- Instructions for the task
Quote the records below in full, exactly as given, with the images taken out.

#####

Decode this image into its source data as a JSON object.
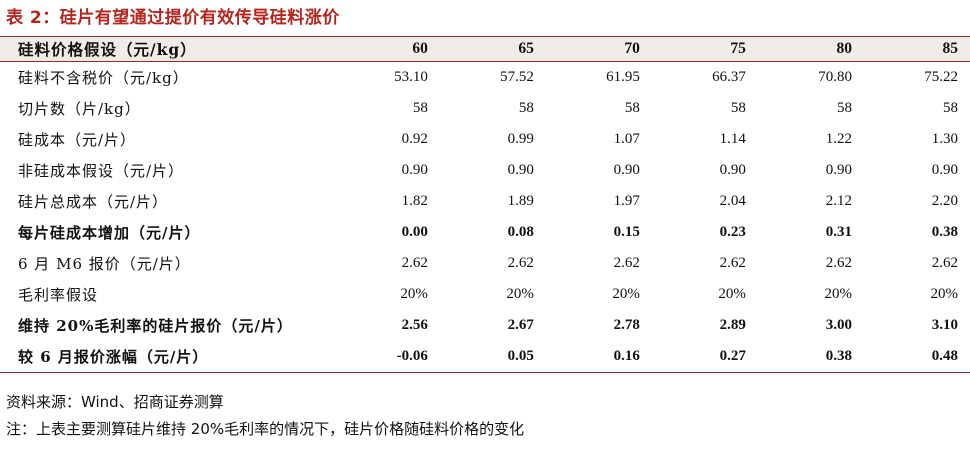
{
  "title": "表 2：硅片有望通过提价有效传导硅料涨价",
  "table": {
    "header": [
      "硅料价格假设（元/kg）",
      "60",
      "65",
      "70",
      "75",
      "80",
      "85"
    ],
    "rows": [
      {
        "label": "硅料不含税价（元/kg）",
        "values": [
          "53.10",
          "57.52",
          "61.95",
          "66.37",
          "70.80",
          "75.22"
        ],
        "bold": false
      },
      {
        "label": "切片数（片/kg）",
        "values": [
          "58",
          "58",
          "58",
          "58",
          "58",
          "58"
        ],
        "bold": false
      },
      {
        "label": "硅成本（元/片）",
        "values": [
          "0.92",
          "0.99",
          "1.07",
          "1.14",
          "1.22",
          "1.30"
        ],
        "bold": false
      },
      {
        "label": "非硅成本假设（元/片）",
        "values": [
          "0.90",
          "0.90",
          "0.90",
          "0.90",
          "0.90",
          "0.90"
        ],
        "bold": false
      },
      {
        "label": "硅片总成本（元/片）",
        "values": [
          "1.82",
          "1.89",
          "1.97",
          "2.04",
          "2.12",
          "2.20"
        ],
        "bold": false
      },
      {
        "label": "每片硅成本增加（元/片）",
        "values": [
          "0.00",
          "0.08",
          "0.15",
          "0.23",
          "0.31",
          "0.38"
        ],
        "bold": true
      },
      {
        "label": "6 月 M6 报价（元/片）",
        "values": [
          "2.62",
          "2.62",
          "2.62",
          "2.62",
          "2.62",
          "2.62"
        ],
        "bold": false
      },
      {
        "label": "毛利率假设",
        "values": [
          "20%",
          "20%",
          "20%",
          "20%",
          "20%",
          "20%"
        ],
        "bold": false
      },
      {
        "label": "维持 20%毛利率的硅片报价（元/片）",
        "values": [
          "2.56",
          "2.67",
          "2.78",
          "2.89",
          "3.00",
          "3.10"
        ],
        "bold": true
      },
      {
        "label": "较 6 月报价涨幅（元/片）",
        "values": [
          "-0.06",
          "0.05",
          "0.16",
          "0.27",
          "0.38",
          "0.48"
        ],
        "bold": true
      }
    ]
  },
  "source": "资料来源：Wind、招商证券测算",
  "note": "注：上表主要测算硅片维持 20%毛利率的情况下，硅片价格随硅料价格的变化"
}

#####

- Exercise solution
Decode this image into its source data as a JSON object.
{
  "title": "表 2：硅片有望通过提价有效传导硅料涨价",
  "table": {
    "header": [
      "硅料价格假设（元/kg）",
      "60",
      "65",
      "70",
      "75",
      "80",
      "85"
    ],
    "rows": [
      {
        "label": "硅料不含税价（元/kg）",
        "values": [
          "53.10",
          "57.52",
          "61.95",
          "66.37",
          "70.80",
          "75.22"
        ],
        "bold": false
      },
      {
        "label": "切片数（片/kg）",
        "values": [
          "58",
          "58",
          "58",
          "58",
          "58",
          "58"
        ],
        "bold": false
      },
      {
        "label": "硅成本（元/片）",
        "values": [
          "0.92",
          "0.99",
          "1.07",
          "1.14",
          "1.22",
          "1.30"
        ],
        "bold": false
      },
      {
        "label": "非硅成本假设（元/片）",
        "values": [
          "0.90",
          "0.90",
          "0.90",
          "0.90",
          "0.90",
          "0.90"
        ],
        "bold": false
      },
      {
        "label": "硅片总成本（元/片）",
        "values": [
          "1.82",
          "1.89",
          "1.97",
          "2.04",
          "2.12",
          "2.20"
        ],
        "bold": false
      },
      {
        "label": "每片硅成本增加（元/片）",
        "values": [
          "0.00",
          "0.08",
          "0.15",
          "0.23",
          "0.31",
          "0.38"
        ],
        "bold": true
      },
      {
        "label": "6 月 M6 报价（元/片）",
        "values": [
          "2.62",
          "2.62",
          "2.62",
          "2.62",
          "2.62",
          "2.62"
        ],
        "bold": false
      },
      {
        "label": "毛利率假设",
        "values": [
          "20%",
          "20%",
          "20%",
          "20%",
          "20%",
          "20%"
        ],
        "bold": false
      },
      {
        "label": "维持 20%毛利率的硅片报价（元/片）",
        "values": [
          "2.56",
          "2.67",
          "2.78",
          "2.89",
          "3.00",
          "3.10"
        ],
        "bold": true
      },
      {
        "label": "较 6 月报价涨幅（元/片）",
        "values": [
          "-0.06",
          "0.05",
          "0.16",
          "0.27",
          "0.38",
          "0.48"
        ],
        "bold": true
      }
    ]
  },
  "source": "资料来源：Wind、招商证券测算",
  "note": "注：上表主要测算硅片维持 20%毛利率的情况下，硅片价格随硅料价格的变化"
}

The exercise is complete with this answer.